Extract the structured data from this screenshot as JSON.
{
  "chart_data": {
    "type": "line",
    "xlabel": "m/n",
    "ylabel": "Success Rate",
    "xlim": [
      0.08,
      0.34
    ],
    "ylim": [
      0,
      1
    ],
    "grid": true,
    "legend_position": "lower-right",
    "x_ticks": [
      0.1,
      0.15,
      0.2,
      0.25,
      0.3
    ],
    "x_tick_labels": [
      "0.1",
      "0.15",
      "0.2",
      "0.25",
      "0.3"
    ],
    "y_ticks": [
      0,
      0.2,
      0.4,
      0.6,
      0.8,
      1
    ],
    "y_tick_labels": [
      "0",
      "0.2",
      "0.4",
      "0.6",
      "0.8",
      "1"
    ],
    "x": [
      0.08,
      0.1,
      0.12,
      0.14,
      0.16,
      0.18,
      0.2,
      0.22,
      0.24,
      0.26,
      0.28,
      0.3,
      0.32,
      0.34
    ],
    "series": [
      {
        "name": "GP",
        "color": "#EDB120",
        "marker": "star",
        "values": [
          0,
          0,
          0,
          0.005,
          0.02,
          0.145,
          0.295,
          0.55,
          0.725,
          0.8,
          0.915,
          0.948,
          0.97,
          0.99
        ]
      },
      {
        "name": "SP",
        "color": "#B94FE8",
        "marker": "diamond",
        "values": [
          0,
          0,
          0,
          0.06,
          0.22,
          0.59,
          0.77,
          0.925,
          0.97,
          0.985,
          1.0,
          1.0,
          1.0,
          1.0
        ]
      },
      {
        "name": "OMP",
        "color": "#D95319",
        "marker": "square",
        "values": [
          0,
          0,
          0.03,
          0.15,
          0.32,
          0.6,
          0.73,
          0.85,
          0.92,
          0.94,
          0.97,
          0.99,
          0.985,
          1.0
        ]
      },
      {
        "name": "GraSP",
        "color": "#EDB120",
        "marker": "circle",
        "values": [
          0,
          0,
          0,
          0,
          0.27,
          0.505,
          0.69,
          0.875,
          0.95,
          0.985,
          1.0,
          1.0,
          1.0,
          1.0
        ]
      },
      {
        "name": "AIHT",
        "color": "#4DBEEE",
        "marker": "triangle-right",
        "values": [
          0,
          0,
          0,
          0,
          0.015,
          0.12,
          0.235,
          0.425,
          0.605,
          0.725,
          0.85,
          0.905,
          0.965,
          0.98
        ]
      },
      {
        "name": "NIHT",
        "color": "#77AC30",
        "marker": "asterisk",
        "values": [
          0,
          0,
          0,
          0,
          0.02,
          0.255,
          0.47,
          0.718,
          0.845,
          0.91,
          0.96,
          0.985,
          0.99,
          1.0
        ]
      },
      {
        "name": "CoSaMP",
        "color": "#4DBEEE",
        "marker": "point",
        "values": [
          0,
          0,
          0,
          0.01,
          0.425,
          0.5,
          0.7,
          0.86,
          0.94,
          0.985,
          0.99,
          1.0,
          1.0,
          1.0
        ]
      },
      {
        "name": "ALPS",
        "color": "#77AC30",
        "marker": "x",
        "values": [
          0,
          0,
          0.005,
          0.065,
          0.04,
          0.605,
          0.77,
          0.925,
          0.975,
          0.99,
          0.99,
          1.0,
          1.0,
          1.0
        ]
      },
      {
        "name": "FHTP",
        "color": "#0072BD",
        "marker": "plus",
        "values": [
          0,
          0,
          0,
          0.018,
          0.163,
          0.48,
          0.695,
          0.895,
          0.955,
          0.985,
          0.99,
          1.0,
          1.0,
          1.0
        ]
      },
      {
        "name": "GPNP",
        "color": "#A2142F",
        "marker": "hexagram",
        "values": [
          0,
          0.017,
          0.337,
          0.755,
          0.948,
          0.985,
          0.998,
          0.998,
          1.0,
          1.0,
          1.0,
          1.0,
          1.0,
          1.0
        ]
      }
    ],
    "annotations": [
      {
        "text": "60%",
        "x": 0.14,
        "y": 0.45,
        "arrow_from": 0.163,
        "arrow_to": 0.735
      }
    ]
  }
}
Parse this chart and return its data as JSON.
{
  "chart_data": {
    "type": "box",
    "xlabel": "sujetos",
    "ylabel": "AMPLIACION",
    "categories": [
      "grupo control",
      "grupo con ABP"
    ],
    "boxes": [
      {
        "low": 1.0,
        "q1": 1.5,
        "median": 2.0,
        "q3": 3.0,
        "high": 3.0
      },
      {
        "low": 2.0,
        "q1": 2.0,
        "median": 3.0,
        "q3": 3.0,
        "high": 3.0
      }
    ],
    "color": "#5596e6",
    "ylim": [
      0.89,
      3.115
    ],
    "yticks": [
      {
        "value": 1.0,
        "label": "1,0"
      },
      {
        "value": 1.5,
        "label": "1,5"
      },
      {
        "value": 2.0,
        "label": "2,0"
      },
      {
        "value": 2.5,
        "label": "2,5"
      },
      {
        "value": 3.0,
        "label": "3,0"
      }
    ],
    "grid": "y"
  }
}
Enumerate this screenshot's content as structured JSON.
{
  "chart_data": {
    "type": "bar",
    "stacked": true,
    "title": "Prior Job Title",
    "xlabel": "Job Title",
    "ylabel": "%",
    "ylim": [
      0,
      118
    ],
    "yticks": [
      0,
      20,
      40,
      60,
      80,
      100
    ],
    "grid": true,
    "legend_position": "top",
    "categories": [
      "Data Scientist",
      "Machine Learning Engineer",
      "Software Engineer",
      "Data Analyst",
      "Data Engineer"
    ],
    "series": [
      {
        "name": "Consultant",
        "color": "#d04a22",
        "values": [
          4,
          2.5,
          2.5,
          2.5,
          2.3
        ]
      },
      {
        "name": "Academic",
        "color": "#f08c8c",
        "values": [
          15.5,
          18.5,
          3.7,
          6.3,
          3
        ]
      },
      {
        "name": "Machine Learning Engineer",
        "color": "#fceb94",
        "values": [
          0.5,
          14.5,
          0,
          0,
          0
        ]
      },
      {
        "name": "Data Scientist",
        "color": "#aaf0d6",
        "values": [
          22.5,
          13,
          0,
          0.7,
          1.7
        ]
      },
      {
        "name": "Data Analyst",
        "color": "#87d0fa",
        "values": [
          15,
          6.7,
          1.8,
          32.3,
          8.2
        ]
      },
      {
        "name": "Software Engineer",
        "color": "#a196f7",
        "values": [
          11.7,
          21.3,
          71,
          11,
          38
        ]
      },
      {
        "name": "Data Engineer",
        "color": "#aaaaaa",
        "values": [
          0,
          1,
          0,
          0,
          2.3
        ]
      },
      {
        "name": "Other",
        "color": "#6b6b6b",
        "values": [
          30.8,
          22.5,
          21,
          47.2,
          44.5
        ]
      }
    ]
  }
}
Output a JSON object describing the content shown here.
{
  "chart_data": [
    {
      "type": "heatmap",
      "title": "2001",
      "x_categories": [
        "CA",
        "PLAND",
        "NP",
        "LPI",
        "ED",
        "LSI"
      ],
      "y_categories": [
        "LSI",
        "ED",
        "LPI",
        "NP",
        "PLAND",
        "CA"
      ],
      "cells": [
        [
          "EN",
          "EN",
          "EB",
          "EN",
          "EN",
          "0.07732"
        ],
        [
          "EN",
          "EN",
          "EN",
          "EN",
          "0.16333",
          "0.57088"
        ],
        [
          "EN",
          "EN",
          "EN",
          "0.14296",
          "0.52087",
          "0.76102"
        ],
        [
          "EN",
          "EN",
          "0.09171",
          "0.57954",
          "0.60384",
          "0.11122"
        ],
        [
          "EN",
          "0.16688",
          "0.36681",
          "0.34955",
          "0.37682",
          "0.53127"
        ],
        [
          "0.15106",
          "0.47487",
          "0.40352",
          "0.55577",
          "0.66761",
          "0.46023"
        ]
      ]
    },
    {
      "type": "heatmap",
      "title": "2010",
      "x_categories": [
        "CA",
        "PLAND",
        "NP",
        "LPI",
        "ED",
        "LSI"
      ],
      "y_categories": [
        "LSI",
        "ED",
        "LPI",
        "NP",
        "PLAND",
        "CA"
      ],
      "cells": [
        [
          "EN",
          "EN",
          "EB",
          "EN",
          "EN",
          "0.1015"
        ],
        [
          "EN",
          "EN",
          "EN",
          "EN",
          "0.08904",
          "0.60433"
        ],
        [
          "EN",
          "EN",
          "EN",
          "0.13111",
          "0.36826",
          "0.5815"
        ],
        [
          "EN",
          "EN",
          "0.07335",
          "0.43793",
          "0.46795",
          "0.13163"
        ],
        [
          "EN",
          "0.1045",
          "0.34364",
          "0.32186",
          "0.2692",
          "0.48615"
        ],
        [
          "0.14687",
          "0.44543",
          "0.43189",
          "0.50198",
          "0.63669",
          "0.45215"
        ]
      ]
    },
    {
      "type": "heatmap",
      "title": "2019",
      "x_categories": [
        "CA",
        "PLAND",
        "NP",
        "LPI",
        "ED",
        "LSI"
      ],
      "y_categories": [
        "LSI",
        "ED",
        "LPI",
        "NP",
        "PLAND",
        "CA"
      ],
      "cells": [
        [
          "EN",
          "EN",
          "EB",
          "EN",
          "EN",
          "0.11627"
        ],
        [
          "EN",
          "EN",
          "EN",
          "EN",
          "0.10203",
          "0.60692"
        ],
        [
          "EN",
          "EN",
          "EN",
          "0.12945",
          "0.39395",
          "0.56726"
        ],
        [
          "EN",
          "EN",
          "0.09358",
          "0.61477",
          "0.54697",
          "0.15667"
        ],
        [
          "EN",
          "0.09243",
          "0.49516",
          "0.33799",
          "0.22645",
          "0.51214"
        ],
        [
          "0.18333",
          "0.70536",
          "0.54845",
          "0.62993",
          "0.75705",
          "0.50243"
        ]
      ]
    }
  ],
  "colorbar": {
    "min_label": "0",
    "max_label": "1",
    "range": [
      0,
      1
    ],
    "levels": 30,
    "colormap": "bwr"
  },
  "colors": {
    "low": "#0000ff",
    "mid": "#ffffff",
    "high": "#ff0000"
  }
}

Problem requirements => Pick out every line with the string "Engineer" and copy it.

Reply to the exercise =>
      "Machine Learning Engineer",
      "Software Engineer",
      "Data Engineer"
        "name": "Machine Learning Engineer",
        "name": "Software Engineer",
        "name": "Data Engineer",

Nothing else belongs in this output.